> What the exercise asks
Your task is to filter the data below down to the lines holding "syntax".

Records:
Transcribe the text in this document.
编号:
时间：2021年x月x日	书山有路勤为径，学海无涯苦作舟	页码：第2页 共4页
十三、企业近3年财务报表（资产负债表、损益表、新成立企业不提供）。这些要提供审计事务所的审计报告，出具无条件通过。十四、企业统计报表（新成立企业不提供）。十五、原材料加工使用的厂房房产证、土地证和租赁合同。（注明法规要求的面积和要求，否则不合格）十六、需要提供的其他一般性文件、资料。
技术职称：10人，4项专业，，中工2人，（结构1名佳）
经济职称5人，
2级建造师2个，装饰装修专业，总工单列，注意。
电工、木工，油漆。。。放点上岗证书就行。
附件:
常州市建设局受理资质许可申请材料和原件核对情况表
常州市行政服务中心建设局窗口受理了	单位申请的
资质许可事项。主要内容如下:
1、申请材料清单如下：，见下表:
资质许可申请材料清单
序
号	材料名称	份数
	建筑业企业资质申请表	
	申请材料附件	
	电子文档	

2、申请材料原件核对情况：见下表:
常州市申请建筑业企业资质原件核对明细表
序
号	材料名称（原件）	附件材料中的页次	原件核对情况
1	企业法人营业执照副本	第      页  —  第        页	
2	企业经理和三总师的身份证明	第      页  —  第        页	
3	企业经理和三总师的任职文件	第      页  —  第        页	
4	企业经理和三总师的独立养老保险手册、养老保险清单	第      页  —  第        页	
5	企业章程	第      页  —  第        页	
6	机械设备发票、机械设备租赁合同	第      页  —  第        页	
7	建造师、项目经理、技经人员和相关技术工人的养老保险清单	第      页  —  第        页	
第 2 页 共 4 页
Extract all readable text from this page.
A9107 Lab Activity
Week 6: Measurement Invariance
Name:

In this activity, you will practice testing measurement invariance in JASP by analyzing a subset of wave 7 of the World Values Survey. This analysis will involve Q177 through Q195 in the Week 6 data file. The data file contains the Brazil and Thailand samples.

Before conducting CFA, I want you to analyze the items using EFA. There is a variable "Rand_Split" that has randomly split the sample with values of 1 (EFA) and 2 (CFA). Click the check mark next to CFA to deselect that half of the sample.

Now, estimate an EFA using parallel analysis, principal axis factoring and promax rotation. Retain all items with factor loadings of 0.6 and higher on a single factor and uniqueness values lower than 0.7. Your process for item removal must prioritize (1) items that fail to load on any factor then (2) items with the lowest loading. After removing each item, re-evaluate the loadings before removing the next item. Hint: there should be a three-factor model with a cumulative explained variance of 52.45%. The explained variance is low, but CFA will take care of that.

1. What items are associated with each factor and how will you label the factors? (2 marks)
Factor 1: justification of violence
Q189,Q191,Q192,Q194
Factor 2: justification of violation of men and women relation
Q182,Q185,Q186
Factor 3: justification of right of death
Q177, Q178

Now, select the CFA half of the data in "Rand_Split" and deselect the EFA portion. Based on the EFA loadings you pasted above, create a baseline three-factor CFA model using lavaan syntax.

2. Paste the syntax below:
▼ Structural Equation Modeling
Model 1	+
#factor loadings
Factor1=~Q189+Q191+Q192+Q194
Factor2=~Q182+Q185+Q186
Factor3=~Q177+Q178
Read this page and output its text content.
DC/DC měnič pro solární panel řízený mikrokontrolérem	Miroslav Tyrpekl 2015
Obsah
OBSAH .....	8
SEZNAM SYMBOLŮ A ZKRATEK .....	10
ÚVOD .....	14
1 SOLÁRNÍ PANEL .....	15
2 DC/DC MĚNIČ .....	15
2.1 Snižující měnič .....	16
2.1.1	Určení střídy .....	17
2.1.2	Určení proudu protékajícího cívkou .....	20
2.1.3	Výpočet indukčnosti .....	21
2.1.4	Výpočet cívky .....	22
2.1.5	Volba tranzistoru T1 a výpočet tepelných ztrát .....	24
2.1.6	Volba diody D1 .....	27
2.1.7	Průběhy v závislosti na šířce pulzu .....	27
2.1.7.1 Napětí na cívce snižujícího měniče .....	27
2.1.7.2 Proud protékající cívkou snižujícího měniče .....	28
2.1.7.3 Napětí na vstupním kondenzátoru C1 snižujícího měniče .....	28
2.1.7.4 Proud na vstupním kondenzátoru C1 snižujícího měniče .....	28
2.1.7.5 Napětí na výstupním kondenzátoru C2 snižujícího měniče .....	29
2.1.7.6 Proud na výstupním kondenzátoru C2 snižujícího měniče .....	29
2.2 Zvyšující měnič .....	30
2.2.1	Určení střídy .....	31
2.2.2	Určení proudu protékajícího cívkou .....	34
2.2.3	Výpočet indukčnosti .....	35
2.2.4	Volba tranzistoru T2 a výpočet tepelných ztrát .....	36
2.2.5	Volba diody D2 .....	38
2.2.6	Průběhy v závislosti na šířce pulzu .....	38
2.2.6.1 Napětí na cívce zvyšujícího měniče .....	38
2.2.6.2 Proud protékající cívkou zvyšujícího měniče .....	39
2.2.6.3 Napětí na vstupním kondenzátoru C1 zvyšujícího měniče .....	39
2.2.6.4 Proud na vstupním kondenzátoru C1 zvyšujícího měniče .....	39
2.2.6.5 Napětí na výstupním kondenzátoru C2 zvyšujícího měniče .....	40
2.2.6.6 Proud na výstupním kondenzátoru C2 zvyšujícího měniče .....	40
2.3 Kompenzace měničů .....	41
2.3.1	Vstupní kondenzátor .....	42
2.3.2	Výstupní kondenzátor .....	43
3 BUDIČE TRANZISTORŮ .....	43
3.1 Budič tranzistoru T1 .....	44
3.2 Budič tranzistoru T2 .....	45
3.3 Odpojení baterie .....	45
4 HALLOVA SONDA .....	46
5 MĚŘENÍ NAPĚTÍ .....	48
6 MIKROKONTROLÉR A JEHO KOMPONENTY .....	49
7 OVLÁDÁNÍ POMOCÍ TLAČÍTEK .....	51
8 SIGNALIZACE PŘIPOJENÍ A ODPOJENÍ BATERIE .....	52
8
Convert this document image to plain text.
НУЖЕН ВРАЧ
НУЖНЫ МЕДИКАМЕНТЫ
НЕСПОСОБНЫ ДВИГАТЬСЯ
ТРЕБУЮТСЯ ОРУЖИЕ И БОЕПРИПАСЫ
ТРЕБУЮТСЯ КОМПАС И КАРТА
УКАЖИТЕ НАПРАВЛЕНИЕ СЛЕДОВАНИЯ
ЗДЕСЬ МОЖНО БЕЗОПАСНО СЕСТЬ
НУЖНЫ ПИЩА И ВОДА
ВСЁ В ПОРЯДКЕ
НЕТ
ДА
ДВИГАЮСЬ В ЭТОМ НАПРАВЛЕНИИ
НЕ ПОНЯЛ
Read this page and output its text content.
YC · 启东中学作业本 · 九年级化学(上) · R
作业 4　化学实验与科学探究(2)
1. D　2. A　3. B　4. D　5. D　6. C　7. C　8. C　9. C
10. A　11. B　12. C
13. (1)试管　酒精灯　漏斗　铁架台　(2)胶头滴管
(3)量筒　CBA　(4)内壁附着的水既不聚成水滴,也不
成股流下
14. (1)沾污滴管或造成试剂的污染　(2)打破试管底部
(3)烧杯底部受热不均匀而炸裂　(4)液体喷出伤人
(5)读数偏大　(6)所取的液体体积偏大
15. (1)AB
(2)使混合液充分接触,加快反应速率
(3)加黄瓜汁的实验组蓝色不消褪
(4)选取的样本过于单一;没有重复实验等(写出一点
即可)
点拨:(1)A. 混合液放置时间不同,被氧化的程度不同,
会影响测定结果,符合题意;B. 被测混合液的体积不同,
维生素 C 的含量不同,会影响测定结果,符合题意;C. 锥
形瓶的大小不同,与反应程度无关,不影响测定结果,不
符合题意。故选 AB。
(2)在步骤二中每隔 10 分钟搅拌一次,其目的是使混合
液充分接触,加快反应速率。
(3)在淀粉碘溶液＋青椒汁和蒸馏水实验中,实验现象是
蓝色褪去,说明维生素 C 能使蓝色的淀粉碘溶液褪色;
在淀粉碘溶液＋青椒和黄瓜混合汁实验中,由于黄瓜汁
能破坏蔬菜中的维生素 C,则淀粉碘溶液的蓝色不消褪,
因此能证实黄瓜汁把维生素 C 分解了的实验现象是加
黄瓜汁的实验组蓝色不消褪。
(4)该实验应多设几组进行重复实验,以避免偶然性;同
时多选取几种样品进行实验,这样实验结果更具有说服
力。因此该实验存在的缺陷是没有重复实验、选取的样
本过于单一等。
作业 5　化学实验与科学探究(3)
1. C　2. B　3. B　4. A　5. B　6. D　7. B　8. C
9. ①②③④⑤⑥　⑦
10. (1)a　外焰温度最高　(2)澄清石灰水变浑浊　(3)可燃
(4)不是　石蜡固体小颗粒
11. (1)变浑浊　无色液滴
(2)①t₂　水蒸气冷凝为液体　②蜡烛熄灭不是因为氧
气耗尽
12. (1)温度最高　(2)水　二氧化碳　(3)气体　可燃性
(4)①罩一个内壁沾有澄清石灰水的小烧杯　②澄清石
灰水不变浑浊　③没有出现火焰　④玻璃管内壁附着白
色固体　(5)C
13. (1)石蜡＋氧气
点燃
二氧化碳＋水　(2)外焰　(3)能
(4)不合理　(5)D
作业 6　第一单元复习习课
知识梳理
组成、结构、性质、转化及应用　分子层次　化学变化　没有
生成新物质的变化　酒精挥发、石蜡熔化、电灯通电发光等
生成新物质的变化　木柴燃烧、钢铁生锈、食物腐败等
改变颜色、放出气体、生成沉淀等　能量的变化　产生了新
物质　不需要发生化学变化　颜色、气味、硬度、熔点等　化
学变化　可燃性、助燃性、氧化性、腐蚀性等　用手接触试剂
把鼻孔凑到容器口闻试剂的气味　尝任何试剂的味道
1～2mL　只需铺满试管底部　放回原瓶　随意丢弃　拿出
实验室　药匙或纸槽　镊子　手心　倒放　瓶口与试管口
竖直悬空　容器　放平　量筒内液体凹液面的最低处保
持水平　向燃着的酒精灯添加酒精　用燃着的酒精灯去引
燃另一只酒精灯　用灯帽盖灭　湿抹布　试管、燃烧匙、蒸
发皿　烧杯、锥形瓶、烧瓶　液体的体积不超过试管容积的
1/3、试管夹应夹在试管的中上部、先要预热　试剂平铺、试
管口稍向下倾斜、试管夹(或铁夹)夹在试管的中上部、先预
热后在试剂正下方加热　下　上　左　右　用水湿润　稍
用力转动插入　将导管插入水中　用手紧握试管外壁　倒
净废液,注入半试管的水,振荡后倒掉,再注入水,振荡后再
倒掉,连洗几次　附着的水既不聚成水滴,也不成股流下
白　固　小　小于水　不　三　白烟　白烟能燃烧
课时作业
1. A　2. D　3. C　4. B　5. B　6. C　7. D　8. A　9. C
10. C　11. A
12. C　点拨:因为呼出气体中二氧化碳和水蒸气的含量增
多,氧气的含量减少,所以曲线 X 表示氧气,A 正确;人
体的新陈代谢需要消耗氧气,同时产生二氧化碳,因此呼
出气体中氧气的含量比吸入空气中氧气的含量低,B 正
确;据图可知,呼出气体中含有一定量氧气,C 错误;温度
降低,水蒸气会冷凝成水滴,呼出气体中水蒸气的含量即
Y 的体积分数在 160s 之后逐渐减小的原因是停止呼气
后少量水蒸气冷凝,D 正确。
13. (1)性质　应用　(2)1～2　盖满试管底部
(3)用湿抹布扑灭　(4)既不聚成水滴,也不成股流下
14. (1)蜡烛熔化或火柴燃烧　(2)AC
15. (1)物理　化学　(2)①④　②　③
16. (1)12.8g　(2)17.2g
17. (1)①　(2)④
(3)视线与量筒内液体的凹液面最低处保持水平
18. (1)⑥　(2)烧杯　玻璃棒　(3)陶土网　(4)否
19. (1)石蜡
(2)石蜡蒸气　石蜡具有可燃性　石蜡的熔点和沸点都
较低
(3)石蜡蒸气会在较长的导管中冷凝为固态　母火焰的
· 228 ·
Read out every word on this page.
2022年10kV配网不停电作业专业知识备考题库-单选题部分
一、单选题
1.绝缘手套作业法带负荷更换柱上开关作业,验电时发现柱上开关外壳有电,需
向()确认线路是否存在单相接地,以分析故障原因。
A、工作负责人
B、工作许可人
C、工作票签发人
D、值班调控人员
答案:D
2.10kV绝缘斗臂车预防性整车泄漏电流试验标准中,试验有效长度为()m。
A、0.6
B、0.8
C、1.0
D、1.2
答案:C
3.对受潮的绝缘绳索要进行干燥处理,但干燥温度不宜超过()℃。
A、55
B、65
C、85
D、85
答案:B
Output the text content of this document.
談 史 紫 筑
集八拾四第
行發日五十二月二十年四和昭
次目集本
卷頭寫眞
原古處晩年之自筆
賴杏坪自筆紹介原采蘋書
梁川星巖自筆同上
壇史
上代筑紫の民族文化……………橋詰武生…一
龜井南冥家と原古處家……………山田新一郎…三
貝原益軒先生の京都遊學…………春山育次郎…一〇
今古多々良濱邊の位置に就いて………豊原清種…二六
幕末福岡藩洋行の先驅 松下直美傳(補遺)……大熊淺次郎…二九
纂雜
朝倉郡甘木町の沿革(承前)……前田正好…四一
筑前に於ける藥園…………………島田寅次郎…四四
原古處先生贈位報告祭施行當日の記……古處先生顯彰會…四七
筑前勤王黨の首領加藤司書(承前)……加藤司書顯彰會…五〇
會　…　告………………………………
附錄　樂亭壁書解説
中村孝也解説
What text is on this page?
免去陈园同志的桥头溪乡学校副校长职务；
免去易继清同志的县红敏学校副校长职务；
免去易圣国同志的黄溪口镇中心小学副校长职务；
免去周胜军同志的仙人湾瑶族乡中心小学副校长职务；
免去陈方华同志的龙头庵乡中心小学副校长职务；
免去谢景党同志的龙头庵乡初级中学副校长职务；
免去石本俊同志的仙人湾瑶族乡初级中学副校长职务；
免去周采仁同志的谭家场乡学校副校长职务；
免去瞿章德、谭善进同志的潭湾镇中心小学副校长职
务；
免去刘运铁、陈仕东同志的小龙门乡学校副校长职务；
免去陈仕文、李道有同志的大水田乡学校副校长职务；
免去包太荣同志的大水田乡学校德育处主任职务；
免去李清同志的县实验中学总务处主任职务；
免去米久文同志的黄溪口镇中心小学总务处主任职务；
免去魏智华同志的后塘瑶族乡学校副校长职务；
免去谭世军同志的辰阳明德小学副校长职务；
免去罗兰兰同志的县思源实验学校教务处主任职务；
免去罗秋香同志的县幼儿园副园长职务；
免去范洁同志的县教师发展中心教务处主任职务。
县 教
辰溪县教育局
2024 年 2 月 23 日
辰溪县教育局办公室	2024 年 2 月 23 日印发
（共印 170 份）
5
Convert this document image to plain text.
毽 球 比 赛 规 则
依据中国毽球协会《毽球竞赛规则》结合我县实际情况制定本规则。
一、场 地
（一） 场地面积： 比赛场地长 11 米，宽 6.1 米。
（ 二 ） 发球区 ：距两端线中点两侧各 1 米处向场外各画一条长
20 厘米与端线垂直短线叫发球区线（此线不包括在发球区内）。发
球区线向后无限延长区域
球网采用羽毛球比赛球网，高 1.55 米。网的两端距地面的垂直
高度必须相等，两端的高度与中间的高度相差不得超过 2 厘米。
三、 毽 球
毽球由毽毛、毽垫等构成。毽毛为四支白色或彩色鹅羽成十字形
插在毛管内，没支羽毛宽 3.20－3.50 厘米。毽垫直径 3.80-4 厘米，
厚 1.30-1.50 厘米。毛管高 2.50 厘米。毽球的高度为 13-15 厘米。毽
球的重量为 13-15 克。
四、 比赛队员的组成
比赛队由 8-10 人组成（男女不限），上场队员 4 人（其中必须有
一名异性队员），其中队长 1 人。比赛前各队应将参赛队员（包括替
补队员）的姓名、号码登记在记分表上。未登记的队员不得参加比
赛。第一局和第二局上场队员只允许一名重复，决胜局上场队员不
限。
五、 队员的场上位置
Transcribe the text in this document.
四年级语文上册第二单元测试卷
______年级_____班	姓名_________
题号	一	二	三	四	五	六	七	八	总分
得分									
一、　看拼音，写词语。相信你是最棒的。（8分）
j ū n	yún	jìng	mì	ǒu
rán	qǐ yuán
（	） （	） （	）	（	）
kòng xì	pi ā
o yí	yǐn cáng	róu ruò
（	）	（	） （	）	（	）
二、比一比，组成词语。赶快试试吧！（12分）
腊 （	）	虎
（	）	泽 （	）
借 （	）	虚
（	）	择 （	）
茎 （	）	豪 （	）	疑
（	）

> Written response
Now, select the CFA half of the data in "Rand_Split" and deselect the EFA portion. Based on the EFA loadings you pasted above, create a baseline three-factor CFA model using lavaan syntax.
2. Paste the syntax below:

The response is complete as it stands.